* Required task: Repeat exactly, and only, the lines from the one holding "Give me a plain-text" through the last line of the records below.

* Given records:

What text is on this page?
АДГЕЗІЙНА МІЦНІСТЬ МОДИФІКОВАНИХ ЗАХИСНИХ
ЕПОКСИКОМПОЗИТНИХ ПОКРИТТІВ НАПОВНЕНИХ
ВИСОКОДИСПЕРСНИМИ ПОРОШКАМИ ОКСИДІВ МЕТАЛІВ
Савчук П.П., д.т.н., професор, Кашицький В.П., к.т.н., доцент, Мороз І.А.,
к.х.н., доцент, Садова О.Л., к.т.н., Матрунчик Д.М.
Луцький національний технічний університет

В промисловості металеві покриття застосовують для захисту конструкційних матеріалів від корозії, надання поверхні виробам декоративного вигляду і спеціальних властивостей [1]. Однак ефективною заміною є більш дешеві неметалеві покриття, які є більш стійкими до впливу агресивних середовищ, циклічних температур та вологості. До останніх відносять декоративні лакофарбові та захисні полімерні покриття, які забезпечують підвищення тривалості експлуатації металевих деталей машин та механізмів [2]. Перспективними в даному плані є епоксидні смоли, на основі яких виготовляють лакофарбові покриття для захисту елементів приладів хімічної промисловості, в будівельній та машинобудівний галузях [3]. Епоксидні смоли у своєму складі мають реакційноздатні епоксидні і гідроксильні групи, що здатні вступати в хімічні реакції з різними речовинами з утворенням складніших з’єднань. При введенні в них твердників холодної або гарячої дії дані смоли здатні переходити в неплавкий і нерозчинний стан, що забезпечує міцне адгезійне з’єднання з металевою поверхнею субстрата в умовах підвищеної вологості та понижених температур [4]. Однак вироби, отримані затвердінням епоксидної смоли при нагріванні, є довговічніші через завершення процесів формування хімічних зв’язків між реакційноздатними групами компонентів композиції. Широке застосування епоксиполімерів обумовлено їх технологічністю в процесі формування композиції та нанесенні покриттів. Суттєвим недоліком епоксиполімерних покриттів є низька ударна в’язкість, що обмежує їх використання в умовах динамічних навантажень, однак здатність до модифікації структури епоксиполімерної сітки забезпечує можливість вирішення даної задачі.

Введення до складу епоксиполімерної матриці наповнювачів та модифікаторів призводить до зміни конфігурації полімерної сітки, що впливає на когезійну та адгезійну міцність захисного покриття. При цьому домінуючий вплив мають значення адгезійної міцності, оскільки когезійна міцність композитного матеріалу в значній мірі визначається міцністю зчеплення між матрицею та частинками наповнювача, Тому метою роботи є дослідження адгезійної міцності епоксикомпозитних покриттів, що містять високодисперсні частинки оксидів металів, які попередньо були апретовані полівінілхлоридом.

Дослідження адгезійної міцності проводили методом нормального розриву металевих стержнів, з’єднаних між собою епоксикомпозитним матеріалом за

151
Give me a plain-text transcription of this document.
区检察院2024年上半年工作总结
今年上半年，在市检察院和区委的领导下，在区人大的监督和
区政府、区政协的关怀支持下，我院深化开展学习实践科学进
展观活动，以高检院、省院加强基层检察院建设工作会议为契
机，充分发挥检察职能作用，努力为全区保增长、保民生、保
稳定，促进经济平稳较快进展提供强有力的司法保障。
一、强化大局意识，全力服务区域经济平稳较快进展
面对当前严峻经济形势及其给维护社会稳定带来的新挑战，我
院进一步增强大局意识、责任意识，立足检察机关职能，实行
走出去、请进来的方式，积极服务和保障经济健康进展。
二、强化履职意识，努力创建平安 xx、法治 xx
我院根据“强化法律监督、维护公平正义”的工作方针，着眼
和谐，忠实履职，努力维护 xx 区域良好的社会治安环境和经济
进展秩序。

* Problem solution:
Give me a plain-text transcription of this document.
区检察院2024年上半年工作总结
今年上半年，在市检察院和区委的领导下，在区人大的监督和
区政府、区政协的关怀支持下，我院深化开展学习实践科学进
展观活动，以高检院、省院加强基层检察院建设工作会议为契
机，充分发挥检察职能作用，努力为全区保增长、保民生、保
稳定，促进经济平稳较快进展提供强有力的司法保障。
一、强化大局意识，全力服务区域经济平稳较快进展
面对当前严峻经济形势及其给维护社会稳定带来的新挑战，我
院进一步增强大局意识、责任意识，立足检察机关职能，实行
走出去、请进来的方式，积极服务和保障经济健康进展。
二、强化履职意识，努力创建平安 xx、法治 xx
我院根据“强化法律监督、维护公平正义”的工作方针，着眼
和谐，忠实履职，努力维护 xx 区域良好的社会治安环境和经济
进展秩序。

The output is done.